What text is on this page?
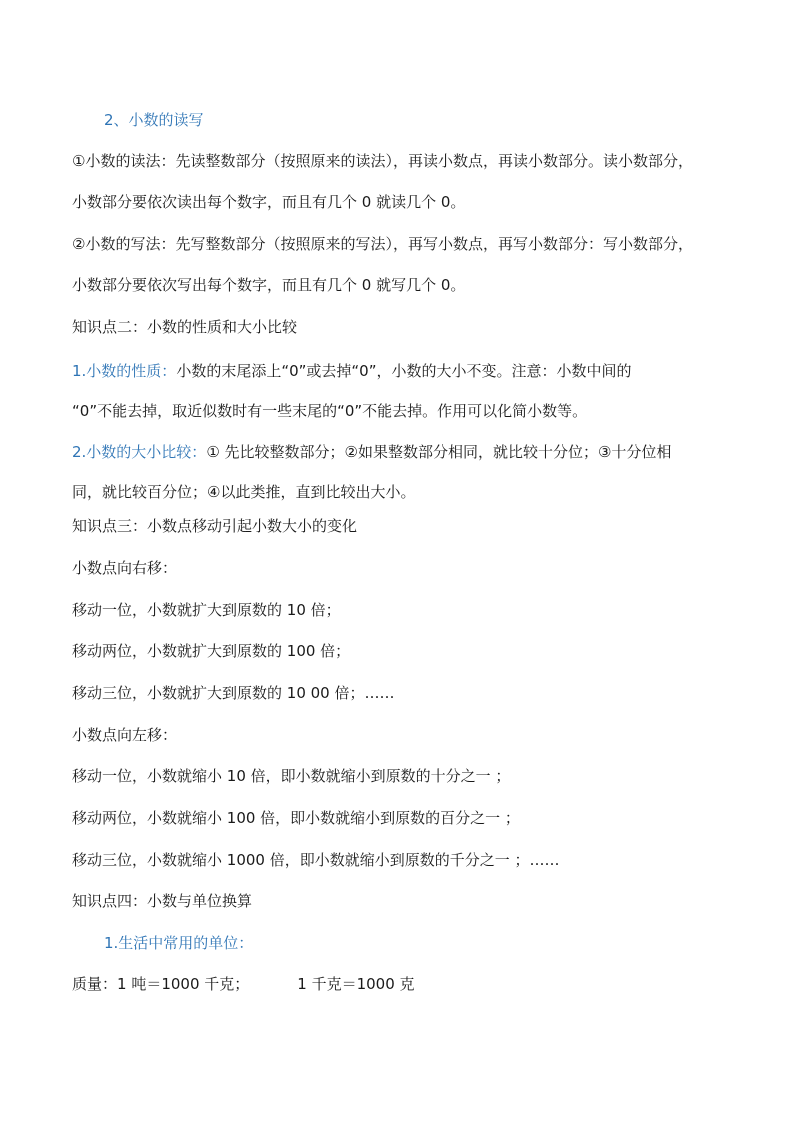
2、小数的读写
①小数的读法：先读整数部分（按照原来的读法），再读小数点，再读小数部分。读小数部分，
小数部分要依次读出每个数字，而且有几个 0 就读几个 0。
②小数的写法：先写整数部分（按照原来的写法），再写小数点，再写小数部分：写小数部分，
小数部分要依次写出每个数字，而且有几个 0 就写几个 0。
知识点二：小数的性质和大小比较
1.小数的性质：小数的末尾添上“0”或去掉“0”，小数的大小不变。注意：小数中间的
“0”不能去掉，取近似数时有一些末尾的“0”不能去掉。作用可以化简小数等。
2.小数的大小比较：① 先比较整数部分；②如果整数部分相同，就比较十分位；③十分位相
同，就比较百分位；④以此类推，直到比较出大小。
知识点三：小数点移动引起小数大小的变化
小数点向右移：
移动一位，小数就扩大到原数的 10 倍；
移动两位，小数就扩大到原数的 100 倍；
移动三位，小数就扩大到原数的 10 00 倍；……
小数点向左移：
移动一位，小数就缩小 10 倍，即小数就缩小到原数的十分之一 ；
移动两位，小数就缩小 100 倍，即小数就缩小到原数的百分之一 ；
移动三位，小数就缩小 1000 倍，即小数就缩小到原数的千分之一 ；……
知识点四：小数与单位换算
1.生活中常用的单位：
质量：1 吨＝1000 千克；	1 千克＝1000 克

--------

• [What the task asks] Look through the records and gather each line with the word "移动两位".

• [Full output]
移动两位，小数就扩大到原数的 100 倍；
移动两位，小数就缩小 100 倍，即小数就缩小到原数的百分之一 ；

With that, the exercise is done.